- **Exercise brief**:
Show every line in the data below that contains the string "name". Match case exactly.

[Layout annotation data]
-- START --
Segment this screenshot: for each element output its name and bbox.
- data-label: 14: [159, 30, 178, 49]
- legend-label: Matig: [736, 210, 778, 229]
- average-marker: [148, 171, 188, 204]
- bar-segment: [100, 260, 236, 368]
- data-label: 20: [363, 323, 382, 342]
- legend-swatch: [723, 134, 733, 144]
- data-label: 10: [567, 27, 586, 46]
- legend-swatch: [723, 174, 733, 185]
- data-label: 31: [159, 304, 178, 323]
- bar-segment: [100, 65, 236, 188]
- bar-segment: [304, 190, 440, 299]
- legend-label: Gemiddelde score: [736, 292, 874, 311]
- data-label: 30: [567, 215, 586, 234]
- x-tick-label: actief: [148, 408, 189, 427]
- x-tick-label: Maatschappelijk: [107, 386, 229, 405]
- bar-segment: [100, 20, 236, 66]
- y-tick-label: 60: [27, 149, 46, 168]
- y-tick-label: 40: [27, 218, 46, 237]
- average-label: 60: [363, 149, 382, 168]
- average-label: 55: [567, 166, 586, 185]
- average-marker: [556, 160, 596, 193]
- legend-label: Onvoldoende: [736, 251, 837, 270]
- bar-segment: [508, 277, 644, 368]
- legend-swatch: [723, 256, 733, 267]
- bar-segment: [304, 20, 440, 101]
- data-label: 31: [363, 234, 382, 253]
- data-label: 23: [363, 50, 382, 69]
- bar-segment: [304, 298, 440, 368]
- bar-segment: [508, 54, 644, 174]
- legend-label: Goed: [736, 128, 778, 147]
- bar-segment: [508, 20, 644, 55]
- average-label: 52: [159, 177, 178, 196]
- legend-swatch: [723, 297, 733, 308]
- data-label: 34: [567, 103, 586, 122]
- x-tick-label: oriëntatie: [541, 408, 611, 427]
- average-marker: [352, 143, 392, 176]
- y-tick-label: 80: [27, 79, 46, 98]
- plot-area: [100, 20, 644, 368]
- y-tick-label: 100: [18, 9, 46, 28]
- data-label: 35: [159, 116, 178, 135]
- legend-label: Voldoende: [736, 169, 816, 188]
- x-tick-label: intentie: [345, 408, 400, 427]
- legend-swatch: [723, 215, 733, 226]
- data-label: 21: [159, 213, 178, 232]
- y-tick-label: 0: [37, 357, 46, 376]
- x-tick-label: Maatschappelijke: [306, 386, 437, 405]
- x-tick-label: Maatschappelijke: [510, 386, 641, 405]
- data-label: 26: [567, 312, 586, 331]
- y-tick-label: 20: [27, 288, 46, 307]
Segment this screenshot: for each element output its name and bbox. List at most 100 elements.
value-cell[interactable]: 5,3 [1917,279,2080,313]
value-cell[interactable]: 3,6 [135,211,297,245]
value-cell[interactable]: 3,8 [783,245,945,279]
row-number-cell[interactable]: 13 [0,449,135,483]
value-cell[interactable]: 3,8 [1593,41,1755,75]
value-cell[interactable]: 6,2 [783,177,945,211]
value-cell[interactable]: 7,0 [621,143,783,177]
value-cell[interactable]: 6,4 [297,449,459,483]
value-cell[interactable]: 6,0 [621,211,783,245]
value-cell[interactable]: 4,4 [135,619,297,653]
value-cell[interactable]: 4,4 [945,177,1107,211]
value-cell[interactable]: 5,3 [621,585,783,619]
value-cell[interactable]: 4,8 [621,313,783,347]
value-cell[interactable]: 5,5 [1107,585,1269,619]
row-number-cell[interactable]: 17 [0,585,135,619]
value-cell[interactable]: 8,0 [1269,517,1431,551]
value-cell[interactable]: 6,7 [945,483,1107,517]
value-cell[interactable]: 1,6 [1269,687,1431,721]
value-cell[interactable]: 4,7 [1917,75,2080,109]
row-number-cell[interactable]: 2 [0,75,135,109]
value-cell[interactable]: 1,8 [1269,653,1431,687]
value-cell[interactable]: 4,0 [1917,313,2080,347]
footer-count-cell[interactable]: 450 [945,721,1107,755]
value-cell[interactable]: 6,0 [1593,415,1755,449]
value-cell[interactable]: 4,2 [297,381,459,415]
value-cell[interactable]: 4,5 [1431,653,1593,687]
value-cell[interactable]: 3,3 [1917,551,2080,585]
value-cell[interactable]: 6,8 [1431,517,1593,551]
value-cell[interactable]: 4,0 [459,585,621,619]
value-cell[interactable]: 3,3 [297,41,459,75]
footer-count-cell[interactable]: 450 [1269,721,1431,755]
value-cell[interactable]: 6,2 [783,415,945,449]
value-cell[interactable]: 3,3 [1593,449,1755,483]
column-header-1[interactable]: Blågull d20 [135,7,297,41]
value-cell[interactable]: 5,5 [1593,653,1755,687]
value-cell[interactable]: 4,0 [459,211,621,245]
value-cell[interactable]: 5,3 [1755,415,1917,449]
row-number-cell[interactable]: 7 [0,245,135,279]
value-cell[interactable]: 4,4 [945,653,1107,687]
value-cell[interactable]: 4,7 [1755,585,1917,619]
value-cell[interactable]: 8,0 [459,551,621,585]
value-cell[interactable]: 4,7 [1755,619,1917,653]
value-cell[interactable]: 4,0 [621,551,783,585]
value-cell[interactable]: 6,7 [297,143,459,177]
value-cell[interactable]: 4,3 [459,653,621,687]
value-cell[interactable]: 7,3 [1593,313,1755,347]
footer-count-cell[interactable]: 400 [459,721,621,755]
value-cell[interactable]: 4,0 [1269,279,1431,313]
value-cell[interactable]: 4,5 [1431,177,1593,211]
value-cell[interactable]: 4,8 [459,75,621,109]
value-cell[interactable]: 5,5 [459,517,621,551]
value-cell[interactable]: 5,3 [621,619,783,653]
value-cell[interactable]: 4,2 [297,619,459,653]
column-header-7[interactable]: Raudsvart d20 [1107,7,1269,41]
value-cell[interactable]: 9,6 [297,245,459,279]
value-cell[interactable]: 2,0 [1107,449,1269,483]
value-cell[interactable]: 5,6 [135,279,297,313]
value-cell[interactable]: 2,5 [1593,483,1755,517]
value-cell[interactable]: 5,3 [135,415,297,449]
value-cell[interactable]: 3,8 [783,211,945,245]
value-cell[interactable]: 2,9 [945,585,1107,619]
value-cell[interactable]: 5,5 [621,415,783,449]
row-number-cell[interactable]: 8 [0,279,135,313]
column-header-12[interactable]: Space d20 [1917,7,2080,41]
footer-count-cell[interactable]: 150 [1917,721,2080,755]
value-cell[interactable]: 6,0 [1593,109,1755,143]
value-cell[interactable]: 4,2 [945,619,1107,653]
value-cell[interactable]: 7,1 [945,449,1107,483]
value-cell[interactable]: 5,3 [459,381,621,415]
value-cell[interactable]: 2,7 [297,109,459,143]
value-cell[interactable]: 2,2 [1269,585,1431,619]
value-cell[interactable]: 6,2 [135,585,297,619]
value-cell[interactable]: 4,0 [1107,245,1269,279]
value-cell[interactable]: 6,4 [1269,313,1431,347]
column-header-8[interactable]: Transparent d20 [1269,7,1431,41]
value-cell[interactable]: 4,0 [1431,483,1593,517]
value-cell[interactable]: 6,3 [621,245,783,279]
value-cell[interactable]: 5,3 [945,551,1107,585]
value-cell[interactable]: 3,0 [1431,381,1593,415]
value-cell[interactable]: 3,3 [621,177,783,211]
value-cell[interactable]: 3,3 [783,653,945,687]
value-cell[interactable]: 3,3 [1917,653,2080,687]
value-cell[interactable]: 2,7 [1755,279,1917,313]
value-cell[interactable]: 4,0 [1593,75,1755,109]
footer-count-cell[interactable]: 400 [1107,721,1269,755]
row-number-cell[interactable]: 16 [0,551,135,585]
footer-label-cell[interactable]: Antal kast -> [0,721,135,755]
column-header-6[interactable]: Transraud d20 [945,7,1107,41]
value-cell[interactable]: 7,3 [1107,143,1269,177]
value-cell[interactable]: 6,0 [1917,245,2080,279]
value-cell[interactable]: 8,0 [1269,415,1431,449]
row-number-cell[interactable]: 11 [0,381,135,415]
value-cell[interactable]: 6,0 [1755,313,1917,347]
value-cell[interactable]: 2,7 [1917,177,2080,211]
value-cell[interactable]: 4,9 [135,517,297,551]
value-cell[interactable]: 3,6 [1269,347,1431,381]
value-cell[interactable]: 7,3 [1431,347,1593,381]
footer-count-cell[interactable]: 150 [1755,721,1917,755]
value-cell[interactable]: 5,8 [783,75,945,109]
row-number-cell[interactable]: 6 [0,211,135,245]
-- END --
- **Response to the task**:
Segment this screenshot: for each element output its name and bbox.
Segment this screenshot: for each element output its name and bbox. List at most 100 elements.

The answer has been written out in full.